PROMPT 1. List every year mentioned in the passage on ethnic rivalry in Warri.
PROMPT 2. According to the passage on ethnic rivalry in Warri, what did the Constitution of the Midwest Region essentially recognize Warri Division as?

------ QUOTED PASSAGE

But while the Itsekiri avoided Urhobo and Ijaw domination, the Urhobo and Ijaw in
Warri demanded separation from the Itsekiri. For instance, the Ogbe-Ijoh Local
Council Area told the Commission that:
This unconstitutional subordination has greatly affected us that we are not
heard by nor represented in the Western Nigeria Government. We are being
administered dictatorially by the Itsekiri in all local government affairs. This
will certainly eliminate the title ‘Ijaw’ when Nigeria will attain full
independence if the position is not rectified…..Since we have been under
Warri Division, we were and are remembered at the time of taxation or rating
but completely forgotten at the time of amenities. For example, ever since the
introduction of taxation in 1928, only person has been trained out and only
two now in the training in the same institution where over hundred Itsekiris
have been turned out as teachers of which some are now in the senior service
(BNA/ CO 957. File No. WA/1/29).
On their part, the Agbarrha-Urhobo opposed any move to relocate them along with
the Itsekiri to Ondo Province:
We do not propose to quarrel with the choice of the Itsekiri people, but we
say that although we have all along been grouped with them for
administrative purposes much against our wishes, we certainly do not want to
be group with the Yoruba anywhere. Our 7 villages…known as Warri since
1893 must not form part of Itsekiri jurisdiction in their move to Ondo (BNA/
CO 957. File No. WA/1/29).
The Willink’s Commission did not recommend the creation of states and the rivalry
between the groups continued into the post-colonial era. It was not until 1963 that the
federal government acceded to demands for the creation of the region. The
Constitution of the Midwest Region became a source of conflict because it essentially
24
recognised Warri Division as Itsekiri homeland and reserved all elective positions to
the Itasekiri. By this legislation, the Urhobo and Ijaw could not contest for election in
Warri or be appointed to any elective positions from Warri. This remained the
position until the post-civil war period, when the military government appointed an
Urhobo as member of the Warri Division Management Board. The Itsekiri, however,
dominated the local government board.

------------
------ DATASET ROWS

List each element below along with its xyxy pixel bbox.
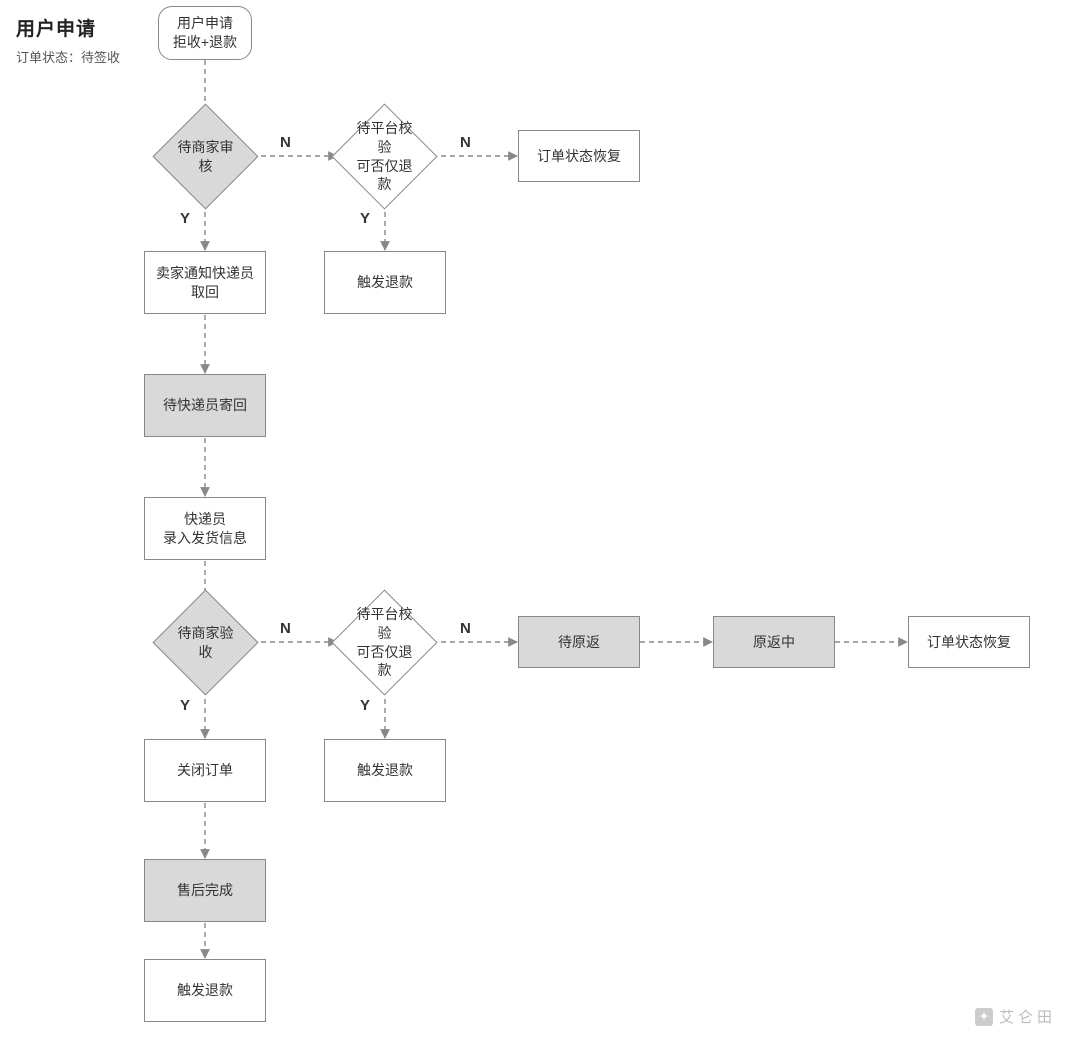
diagram-title: 用户申请 xyxy=(16,14,120,41)
node-merchant-inspect: 待商家验收 xyxy=(168,605,243,680)
diagram-subtitle: 订单状态：待签收 xyxy=(16,47,120,66)
node-refund-3: 触发退款 xyxy=(144,959,266,1022)
node-aftersale-done: 售后完成 xyxy=(144,859,266,922)
node-restore-1: 订单状态恢复 xyxy=(518,130,640,182)
node-platform-check-2: 待平台校验可否仅退款 xyxy=(347,605,422,680)
node-notify-courier: 卖家通知快递员取回 xyxy=(144,251,266,314)
node-platform-check-1: 待平台校验可否仅退款 xyxy=(347,119,422,194)
node-refund-2: 触发退款 xyxy=(324,739,446,802)
label-d3-yes: Y xyxy=(180,697,190,714)
label-d3-no: N xyxy=(280,620,291,637)
node-start: 用户申请拒收+退款 xyxy=(158,6,252,60)
node-close-order: 关闭订单 xyxy=(144,739,266,802)
label-d2-yes: Y xyxy=(360,210,370,227)
node-restore-2: 订单状态恢复 xyxy=(908,616,1030,668)
label-d4-no: N xyxy=(460,620,471,637)
node-wait-courier-return: 待快递员寄回 xyxy=(144,374,266,437)
label-d4-yes: Y xyxy=(360,697,370,714)
wechat-icon: ✦ xyxy=(975,1008,993,1026)
diagram-header: 用户申请 订单状态：待签收 xyxy=(16,14,120,66)
label-d1-yes: Y xyxy=(180,210,190,227)
node-merchant-review: 待商家审核 xyxy=(168,119,243,194)
node-returning: 原返中 xyxy=(713,616,835,668)
node-enter-shipping: 快递员录入发货信息 xyxy=(144,497,266,560)
watermark: ✦ 艾仑田 xyxy=(975,1006,1056,1027)
node-wait-return: 待原返 xyxy=(518,616,640,668)
label-d1-no: N xyxy=(280,134,291,151)
watermark-text: 艾仑田 xyxy=(999,1006,1056,1027)
node-refund-1: 触发退款 xyxy=(324,251,446,314)
label-d2-no: N xyxy=(460,134,471,151)
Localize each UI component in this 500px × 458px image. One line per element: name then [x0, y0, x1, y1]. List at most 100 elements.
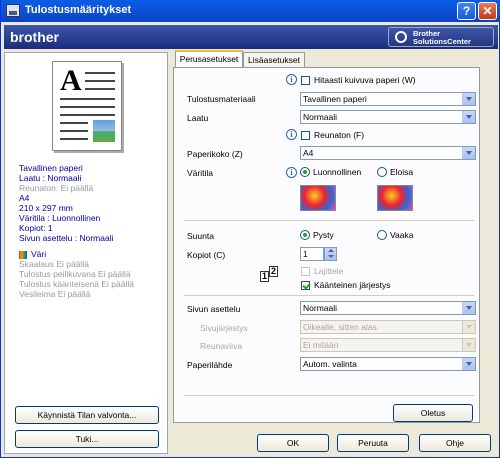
info-icon[interactable]: i [286, 129, 297, 140]
preview-line [60, 98, 115, 100]
vivid-radio[interactable] [377, 167, 387, 177]
summary-quality: Laatu : Normaali [19, 173, 82, 183]
natural-label: Luonnollinen [313, 167, 362, 177]
quality-select[interactable]: Normaali [300, 110, 476, 124]
basic-settings-panel: i Hitaasti kuivuva paperi (W) Tulostusma… [173, 67, 480, 423]
paper-size-value: A4 [303, 148, 314, 158]
preview-line [85, 72, 115, 74]
border-line-label: Reunaviiva [200, 341, 243, 351]
media-select[interactable]: Tavallinen paperi [300, 92, 476, 106]
preview-line [60, 106, 115, 108]
settings-summary-panel: A Tavallinen paperi Laatu : Normaali Reu… [4, 52, 168, 454]
preview-line [85, 88, 115, 90]
title-help-button[interactable]: ? [457, 2, 476, 20]
chevron-down-icon [462, 147, 475, 159]
natural-sample-image [300, 185, 336, 211]
paper-source-value: Autom. valinta [303, 359, 357, 369]
summary-paper-size: A4 [19, 193, 30, 203]
quality-label: Laatu [187, 113, 209, 123]
border-line-select[interactable]: Ei mitään [300, 338, 476, 352]
vivid-sample-image [377, 185, 413, 211]
layout-value: Normaali [303, 303, 338, 313]
vivid-label: Eloisa [390, 167, 414, 177]
page-order-label: Sivujärjestys [200, 323, 248, 333]
layout-label: Sivun asettelu [187, 304, 241, 314]
portrait-label: Pysty [313, 230, 334, 240]
support-button[interactable]: Tuki... [15, 430, 159, 448]
landscape-radio[interactable] [377, 230, 387, 240]
media-label: Tulostusmateriaali [187, 94, 256, 104]
copies-label: Kopiot (C) [187, 250, 226, 260]
chevron-down-icon [462, 321, 475, 333]
preview-line [60, 130, 88, 132]
copies-spinner[interactable] [324, 247, 337, 261]
info-icon[interactable]: i [286, 167, 297, 178]
brother-banner: brother Brother SolutionsCenter [4, 25, 498, 49]
cancel-button[interactable]: Peruuta [337, 434, 409, 452]
summary-color: Väri [19, 249, 134, 259]
ok-button[interactable]: OK [257, 434, 329, 452]
summary-watermark: Vesileima Ei päällä [19, 289, 91, 299]
title-bar: Tulostusmääritykset ? ✕ [1, 0, 500, 22]
natural-radio[interactable] [300, 167, 310, 177]
collate-checkbox[interactable] [301, 267, 310, 276]
page-preview: A [52, 61, 122, 151]
tab-advanced[interactable]: Lisäasetukset [243, 52, 305, 67]
fast-dry-checkbox[interactable] [301, 76, 310, 85]
printer-icon [6, 4, 20, 17]
chevron-down-icon [462, 93, 475, 105]
summary-media: Tavallinen paperi [19, 163, 83, 173]
summary-borderless: Reunaton: Ei päällä [19, 183, 94, 193]
summary-dimensions: 210 x 297 mm [19, 203, 73, 213]
default-button[interactable]: Oletus [393, 404, 473, 422]
divider [184, 395, 474, 396]
preview-line [60, 122, 88, 124]
tab-basic[interactable]: Perusasetukset [175, 50, 243, 67]
start-status-monitor-button[interactable]: Käynnistä Tilan valvonta... [15, 406, 159, 424]
collate-label: Lajittele [314, 266, 344, 276]
help-button[interactable]: Ohje [419, 434, 491, 452]
title-close-button[interactable]: ✕ [478, 2, 497, 20]
portrait-radio[interactable] [300, 230, 310, 240]
page-order-select[interactable]: Oikealle, sitten alas [300, 320, 476, 334]
solutions-center-button[interactable]: Brother SolutionsCenter [388, 27, 494, 47]
reverse-order-checkbox[interactable] [301, 281, 310, 290]
summary-scaling: Skaalaus Ei päällä [19, 259, 89, 269]
preview-line [60, 114, 115, 116]
paper-source-label: Paperilähde [187, 360, 233, 370]
reverse-order-label: Käänteinen järjestys [314, 280, 391, 290]
summary-mirror: Tulostus peilikuvana Ei päällä [19, 269, 131, 279]
print-preferences-window: Tulostusmääritykset ? ✕ brother Brother … [0, 0, 500, 458]
layout-select[interactable]: Normaali [300, 301, 476, 315]
summary-color-label: Väri [31, 249, 47, 259]
bsc-line2: SolutionsCenter [413, 37, 471, 46]
spin-up-icon [328, 249, 334, 252]
fast-dry-label: Hitaasti kuivuva paperi (W) [314, 75, 416, 85]
borderless-checkbox[interactable] [301, 131, 310, 140]
preview-line [60, 138, 88, 140]
brother-logo: brother [10, 29, 59, 45]
borderless-label: Reunaton (F) [314, 130, 365, 140]
chevron-down-icon [462, 302, 475, 314]
summary-list: Tavallinen paperi Laatu : Normaali Reuna… [19, 163, 134, 299]
landscape-label: Vaaka [390, 230, 414, 240]
color-mode-label: Väritila [187, 168, 213, 178]
copies-input[interactable]: 1 [300, 247, 324, 261]
divider [184, 220, 474, 221]
summary-layout: Sivun asettelu : Normaali [19, 233, 114, 243]
chevron-down-icon [462, 339, 475, 351]
summary-reverse: Tulostus käänteisenä Ei päällä [19, 279, 134, 289]
paper-size-select[interactable]: A4 [300, 146, 476, 160]
divider [184, 295, 474, 296]
chevron-down-icon [462, 358, 475, 370]
border-line-value: Ei mitään [303, 340, 339, 350]
info-icon[interactable]: i [286, 74, 297, 85]
summary-color-mode: Väritila : Luonnollinen [19, 213, 101, 223]
paper-size-label: Paperikoko (Z) [187, 149, 243, 159]
solutions-center-icon [395, 31, 407, 43]
page-order-value: Oikealle, sitten alas [303, 322, 377, 332]
media-value: Tavallinen paperi [303, 94, 367, 104]
spin-down-icon [328, 255, 334, 258]
orientation-label: Suunta [187, 231, 214, 241]
paper-source-select[interactable]: Autom. valinta [300, 357, 476, 371]
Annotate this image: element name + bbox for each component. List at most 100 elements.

------------

CORRECT OUTPUT 1. 1928, 1893, 1963

CORRECT OUTPUT 2. The Itsekiri homeland.